**WHAT THIS TASK INVOLVES:**
Omit the pictures, then write out every entry exactly as it reads.
# Start of INPUT RECORDS
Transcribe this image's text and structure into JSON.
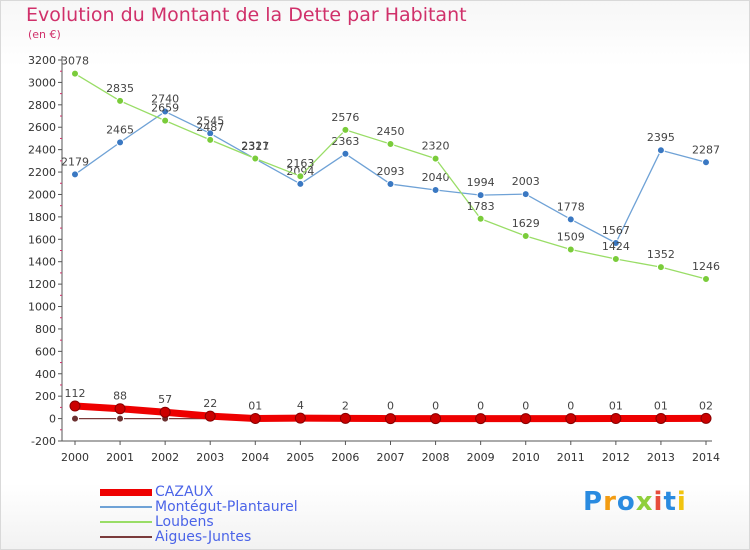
{
  "header": {
    "title": "Evolution du Montant de la Dette par Habitant",
    "subtitle": "(en €)"
  },
  "logo": {
    "text": "Proxiti",
    "letters": [
      "P",
      "r",
      "o",
      "x",
      "i",
      "t",
      "i"
    ]
  },
  "chart_data": {
    "type": "line",
    "x": [
      "2000",
      "2001",
      "2002",
      "2003",
      "2004",
      "2005",
      "2006",
      "2007",
      "2008",
      "2009",
      "2010",
      "2011",
      "2012",
      "2013",
      "2014"
    ],
    "ylim": [
      -200,
      3200
    ],
    "yticks": [
      -200,
      0,
      200,
      400,
      600,
      800,
      1000,
      1200,
      1400,
      1600,
      1800,
      2000,
      2200,
      2400,
      2600,
      2800,
      3000,
      3200
    ],
    "grid": false,
    "legend_position": "bottom-left",
    "series": [
      {
        "name": "CAZAUX",
        "color": "#ee0000",
        "values": [
          112,
          88,
          57,
          22,
          1,
          4,
          2,
          0,
          0,
          0,
          0,
          0,
          1,
          1,
          2
        ],
        "labels": [
          "112",
          "88",
          "57",
          "22",
          "01",
          "4",
          "2",
          "0",
          "0",
          "0",
          "0",
          "0",
          "01",
          "01",
          "02"
        ]
      },
      {
        "name": "Montégut-Plantaurel",
        "color": "#6fa2d6",
        "values": [
          2179,
          2465,
          2740,
          2545,
          2317,
          2094,
          2363,
          2093,
          2040,
          1994,
          2003,
          1778,
          1567,
          2395,
          2287
        ]
      },
      {
        "name": "Loubens",
        "color": "#99dd66",
        "values": [
          3078,
          2835,
          2659,
          2487,
          2321,
          2163,
          2576,
          2450,
          2320,
          1783,
          1629,
          1509,
          1424,
          1352,
          1246
        ]
      },
      {
        "name": "Aigues-Juntes",
        "color": "#7a3a3a",
        "values": [
          0,
          0,
          0,
          0,
          0,
          0,
          0,
          0,
          0,
          0,
          0,
          0,
          0,
          0,
          0
        ]
      }
    ]
  }
}
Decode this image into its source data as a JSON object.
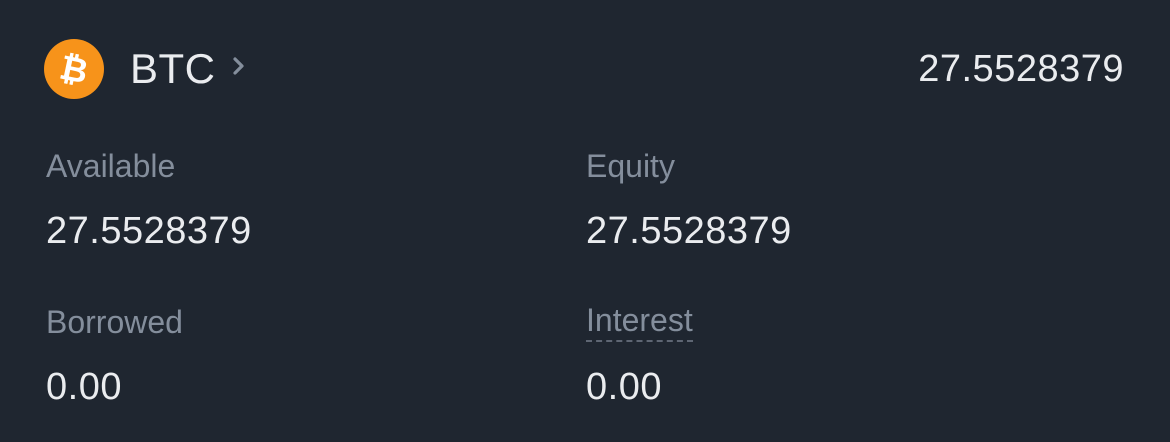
{
  "asset": {
    "symbol": "BTC",
    "icon": "bitcoin-icon",
    "icon_color": "#f7931a",
    "total": "27.5528379"
  },
  "fields": {
    "available": {
      "label": "Available",
      "value": "27.5528379"
    },
    "equity": {
      "label": "Equity",
      "value": "27.5528379"
    },
    "borrowed": {
      "label": "Borrowed",
      "value": "0.00"
    },
    "interest": {
      "label": "Interest",
      "value": "0.00"
    }
  },
  "colors": {
    "background": "#1f2630",
    "primary_text": "#eaecef",
    "secondary_text": "#848e9c"
  }
}
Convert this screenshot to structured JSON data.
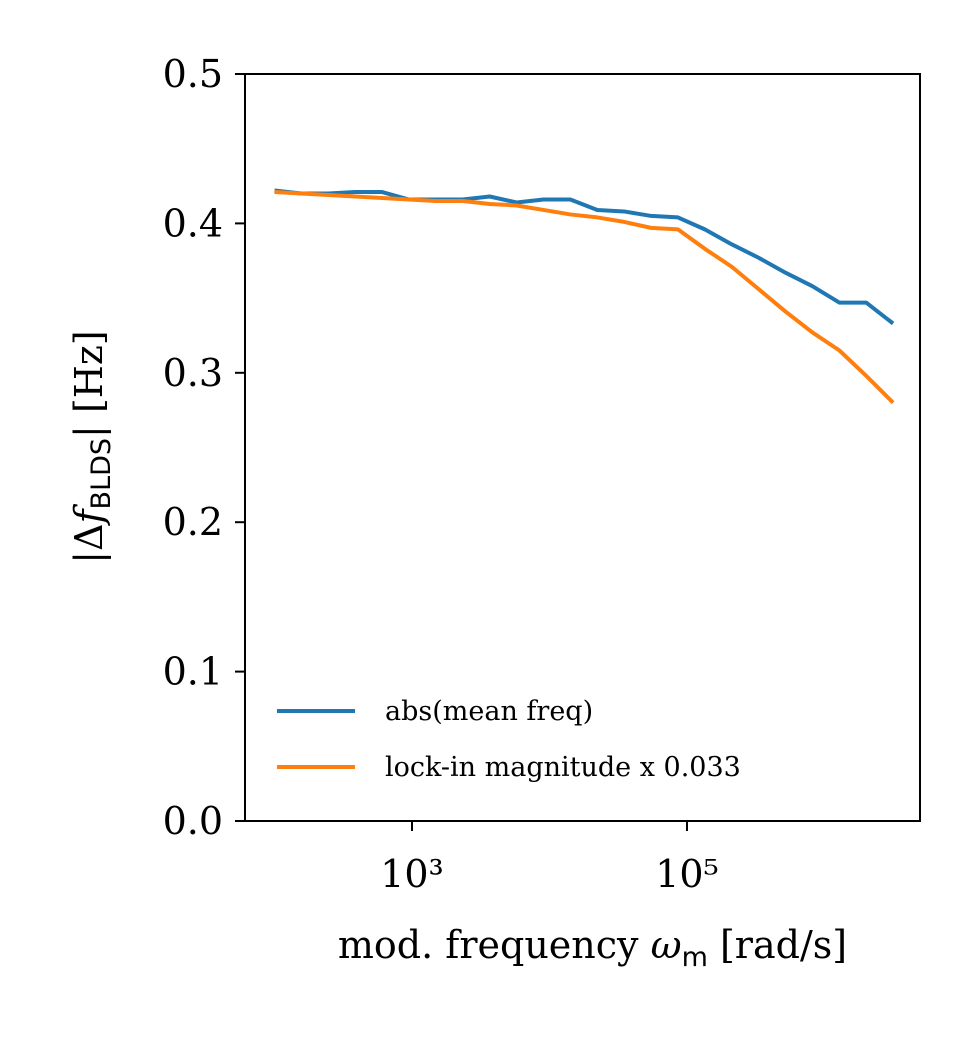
{
  "chart_data": {
    "type": "line",
    "xlabel": [
      "mod. frequency ",
      "ω",
      "m",
      " [rad/s]"
    ],
    "ylabel": [
      "|Δ",
      "f",
      "BLDS",
      "| [Hz]"
    ],
    "x": [
      100,
      157,
      246,
      386,
      606,
      951,
      1492,
      2341,
      3673,
      5762,
      9040,
      14183,
      22252,
      34911,
      54771,
      85930,
      134814,
      211505,
      331821,
      520578,
      816714,
      1281300,
      2010200,
      3153700
    ],
    "series": [
      {
        "name": "abs(mean freq)",
        "color": "#1f77b4",
        "values": [
          0.422,
          0.42,
          0.42,
          0.421,
          0.421,
          0.416,
          0.416,
          0.416,
          0.418,
          0.414,
          0.416,
          0.416,
          0.409,
          0.408,
          0.405,
          0.404,
          0.396,
          0.386,
          0.377,
          0.367,
          0.358,
          0.347,
          0.347,
          0.333
        ]
      },
      {
        "name": "lock-in magnitude x 0.033",
        "color": "#ff7f0e",
        "values": [
          0.421,
          0.42,
          0.419,
          0.418,
          0.417,
          0.416,
          0.415,
          0.415,
          0.413,
          0.412,
          0.409,
          0.406,
          0.404,
          0.401,
          0.397,
          0.396,
          0.383,
          0.371,
          0.356,
          0.341,
          0.327,
          0.315,
          0.298,
          0.28
        ]
      }
    ],
    "xlim": [
      61,
      4950000
    ],
    "xlog": true,
    "xticks": [
      {
        "value": 1000,
        "label": "10³"
      },
      {
        "value": 100000,
        "label": "10⁵"
      }
    ],
    "ylim": [
      0,
      0.5
    ],
    "yticks": [
      {
        "value": 0,
        "label": "0.0"
      },
      0.1,
      0.2,
      0.3,
      0.4,
      0.5
    ],
    "grid": false,
    "legend": "lower left"
  }
}
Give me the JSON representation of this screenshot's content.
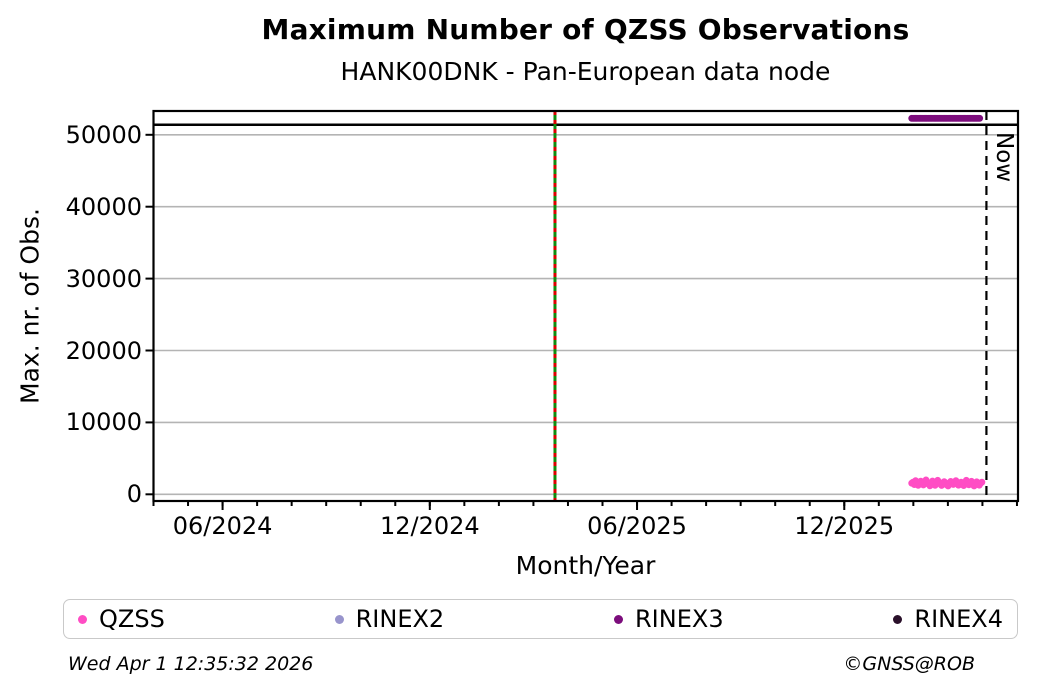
# End of INPUT RECORDS
**PROBLEM SOLUTION:**
Transcribe this image's text and structure into JSON.
{
  "header": {
    "title": "Evolution du Montant de la Dette par Habitant",
    "subtitle": "(en €)"
  },
  "logo": {
    "text": "Proxiti",
    "letters": [
      "P",
      "r",
      "o",
      "x",
      "i",
      "t",
      "i"
    ]
  },
  "chart_data": {
    "type": "line",
    "x": [
      "2000",
      "2001",
      "2002",
      "2003",
      "2004",
      "2005",
      "2006",
      "2007",
      "2008",
      "2009",
      "2010",
      "2011",
      "2012",
      "2013",
      "2014"
    ],
    "ylim": [
      -200,
      3200
    ],
    "yticks": [
      -200,
      0,
      200,
      400,
      600,
      800,
      1000,
      1200,
      1400,
      1600,
      1800,
      2000,
      2200,
      2400,
      2600,
      2800,
      3000,
      3200
    ],
    "grid": false,
    "legend_position": "bottom-left",
    "series": [
      {
        "name": "CAZAUX",
        "color": "#ee0000",
        "values": [
          112,
          88,
          57,
          22,
          1,
          4,
          2,
          0,
          0,
          0,
          0,
          0,
          1,
          1,
          2
        ],
        "labels": [
          "112",
          "88",
          "57",
          "22",
          "01",
          "4",
          "2",
          "0",
          "0",
          "0",
          "0",
          "0",
          "01",
          "01",
          "02"
        ]
      },
      {
        "name": "Montégut-Plantaurel",
        "color": "#6fa2d6",
        "values": [
          2179,
          2465,
          2740,
          2545,
          2317,
          2094,
          2363,
          2093,
          2040,
          1994,
          2003,
          1778,
          1567,
          2395,
          2287
        ]
      },
      {
        "name": "Loubens",
        "color": "#99dd66",
        "values": [
          3078,
          2835,
          2659,
          2487,
          2321,
          2163,
          2576,
          2450,
          2320,
          1783,
          1629,
          1509,
          1424,
          1352,
          1246
        ]
      },
      {
        "name": "Aigues-Juntes",
        "color": "#7a3a3a",
        "values": [
          0,
          0,
          0,
          0,
          0,
          0,
          0,
          0,
          0,
          0,
          0,
          0,
          0,
          0,
          0
        ]
      }
    ]
  }
}
Decode this image into its source data as a JSON object.
{
  "asset": {
    "symbol": "BTC",
    "icon": "bitcoin-icon",
    "icon_color": "#f7931a",
    "total": "27.5528379"
  },
  "fields": {
    "available": {
      "label": "Available",
      "value": "27.5528379"
    },
    "equity": {
      "label": "Equity",
      "value": "27.5528379"
    },
    "borrowed": {
      "label": "Borrowed",
      "value": "0.00"
    },
    "interest": {
      "label": "Interest",
      "value": "0.00"
    }
  },
  "colors": {
    "background": "#1f2630",
    "primary_text": "#eaecef",
    "secondary_text": "#848e9c"
  }
}
Convert this screenshot to structured JSON data.
{
  "chart_data": {
    "type": "line",
    "xlabel": [
      "mod. frequency ",
      "ω",
      "m",
      " [rad/s]"
    ],
    "ylabel": [
      "|Δ",
      "f",
      "BLDS",
      "| [Hz]"
    ],
    "x": [
      100,
      157,
      246,
      386,
      606,
      951,
      1492,
      2341,
      3673,
      5762,
      9040,
      14183,
      22252,
      34911,
      54771,
      85930,
      134814,
      211505,
      331821,
      520578,
      816714,
      1281300,
      2010200,
      3153700
    ],
    "series": [
      {
        "name": "abs(mean freq)",
        "color": "#1f77b4",
        "values": [
          0.422,
          0.42,
          0.42,
          0.421,
          0.421,
          0.416,
          0.416,
          0.416,
          0.418,
          0.414,
          0.416,
          0.416,
          0.409,
          0.408,
          0.405,
          0.404,
          0.396,
          0.386,
          0.377,
          0.367,
          0.358,
          0.347,
          0.347,
          0.333
        ]
      },
      {
        "name": "lock-in magnitude x 0.033",
        "color": "#ff7f0e",
        "values": [
          0.421,
          0.42,
          0.419,
          0.418,
          0.417,
          0.416,
          0.415,
          0.415,
          0.413,
          0.412,
          0.409,
          0.406,
          0.404,
          0.401,
          0.397,
          0.396,
          0.383,
          0.371,
          0.356,
          0.341,
          0.327,
          0.315,
          0.298,
          0.28
        ]
      }
    ],
    "xlim": [
      61,
      4950000
    ],
    "xlog": true,
    "xticks": [
      {
        "value": 1000,
        "label": "10³"
      },
      {
        "value": 100000,
        "label": "10⁵"
      }
    ],
    "ylim": [
      0,
      0.5
    ],
    "yticks": [
      {
        "value": 0,
        "label": "0.0"
      },
      0.1,
      0.2,
      0.3,
      0.4,
      0.5
    ],
    "grid": false,
    "legend": "lower left"
  }
}
Give me the JSON representation of this screenshot's content.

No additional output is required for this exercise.